++++ DATA SECTION

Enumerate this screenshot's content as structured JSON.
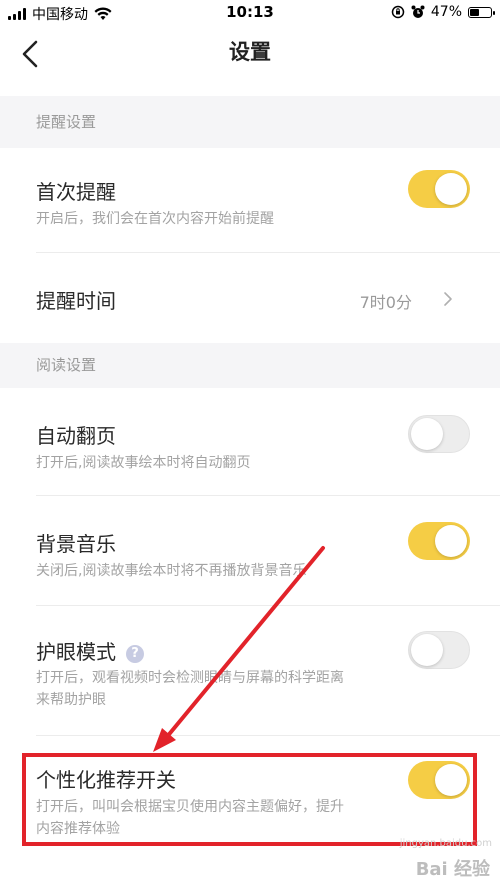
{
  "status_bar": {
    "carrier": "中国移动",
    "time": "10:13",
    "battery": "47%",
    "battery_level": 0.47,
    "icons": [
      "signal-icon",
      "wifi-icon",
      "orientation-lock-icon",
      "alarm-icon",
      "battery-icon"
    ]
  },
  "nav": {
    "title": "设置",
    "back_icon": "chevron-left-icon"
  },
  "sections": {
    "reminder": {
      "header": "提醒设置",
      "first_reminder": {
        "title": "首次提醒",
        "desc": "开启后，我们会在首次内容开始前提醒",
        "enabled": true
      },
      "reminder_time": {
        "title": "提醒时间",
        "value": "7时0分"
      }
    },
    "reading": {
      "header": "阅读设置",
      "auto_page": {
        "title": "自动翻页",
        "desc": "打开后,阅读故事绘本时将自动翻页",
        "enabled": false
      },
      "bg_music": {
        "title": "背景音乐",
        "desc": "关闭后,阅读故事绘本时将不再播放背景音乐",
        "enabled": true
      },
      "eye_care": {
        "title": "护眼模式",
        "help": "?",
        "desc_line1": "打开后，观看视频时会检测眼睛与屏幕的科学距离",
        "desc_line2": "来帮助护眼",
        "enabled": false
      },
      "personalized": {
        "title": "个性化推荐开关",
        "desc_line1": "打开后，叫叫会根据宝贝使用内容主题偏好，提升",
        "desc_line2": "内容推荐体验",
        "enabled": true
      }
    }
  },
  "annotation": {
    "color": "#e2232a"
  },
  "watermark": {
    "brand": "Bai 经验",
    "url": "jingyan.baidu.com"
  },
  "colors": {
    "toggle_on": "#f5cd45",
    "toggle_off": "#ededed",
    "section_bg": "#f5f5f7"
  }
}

++++++++
++++ DATA SECTION

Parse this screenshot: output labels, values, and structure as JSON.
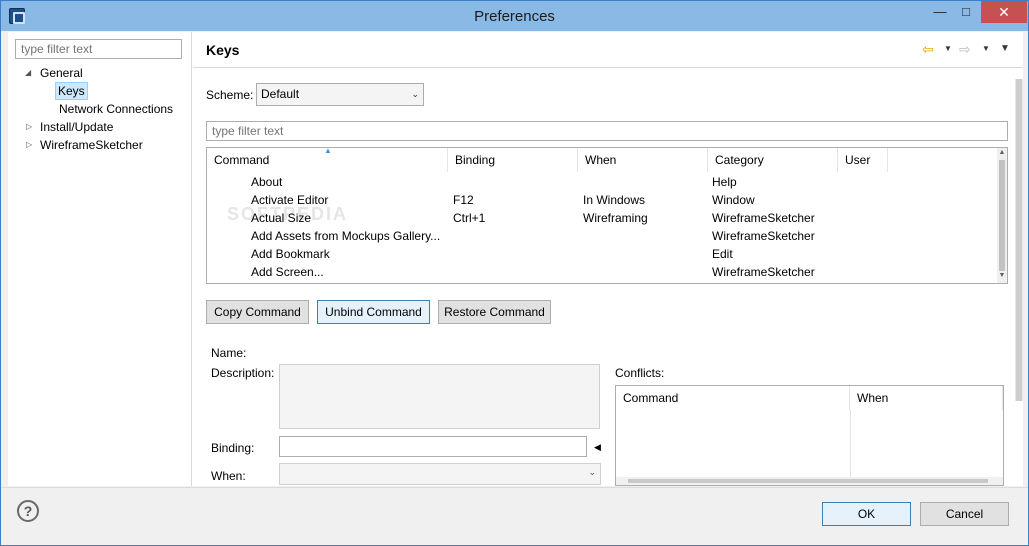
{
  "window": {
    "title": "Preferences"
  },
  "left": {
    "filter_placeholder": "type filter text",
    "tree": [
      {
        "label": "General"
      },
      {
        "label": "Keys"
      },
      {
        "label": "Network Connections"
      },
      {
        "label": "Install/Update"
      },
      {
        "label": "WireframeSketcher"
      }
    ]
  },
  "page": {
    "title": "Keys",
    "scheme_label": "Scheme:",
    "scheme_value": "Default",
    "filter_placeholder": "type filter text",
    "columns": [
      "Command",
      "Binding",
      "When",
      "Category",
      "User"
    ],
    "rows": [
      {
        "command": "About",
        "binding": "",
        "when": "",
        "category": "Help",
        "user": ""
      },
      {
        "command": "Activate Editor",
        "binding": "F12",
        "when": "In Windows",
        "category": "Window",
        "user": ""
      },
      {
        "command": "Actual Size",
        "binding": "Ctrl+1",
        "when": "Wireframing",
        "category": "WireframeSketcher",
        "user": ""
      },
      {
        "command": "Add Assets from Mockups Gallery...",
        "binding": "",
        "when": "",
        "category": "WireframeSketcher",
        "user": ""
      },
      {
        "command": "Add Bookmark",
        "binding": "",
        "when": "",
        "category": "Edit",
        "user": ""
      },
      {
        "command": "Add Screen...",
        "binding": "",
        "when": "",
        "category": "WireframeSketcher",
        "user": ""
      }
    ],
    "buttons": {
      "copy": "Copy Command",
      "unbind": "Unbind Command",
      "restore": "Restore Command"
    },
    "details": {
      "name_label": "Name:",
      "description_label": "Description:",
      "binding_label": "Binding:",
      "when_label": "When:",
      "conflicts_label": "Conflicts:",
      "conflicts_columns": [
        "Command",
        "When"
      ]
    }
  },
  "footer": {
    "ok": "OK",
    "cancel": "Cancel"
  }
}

++++++++

▶ [AIM] State the number of lines in the records that contain the string "screenshot", and nothing more.

▶ [EXERCISE SOLUTION] 2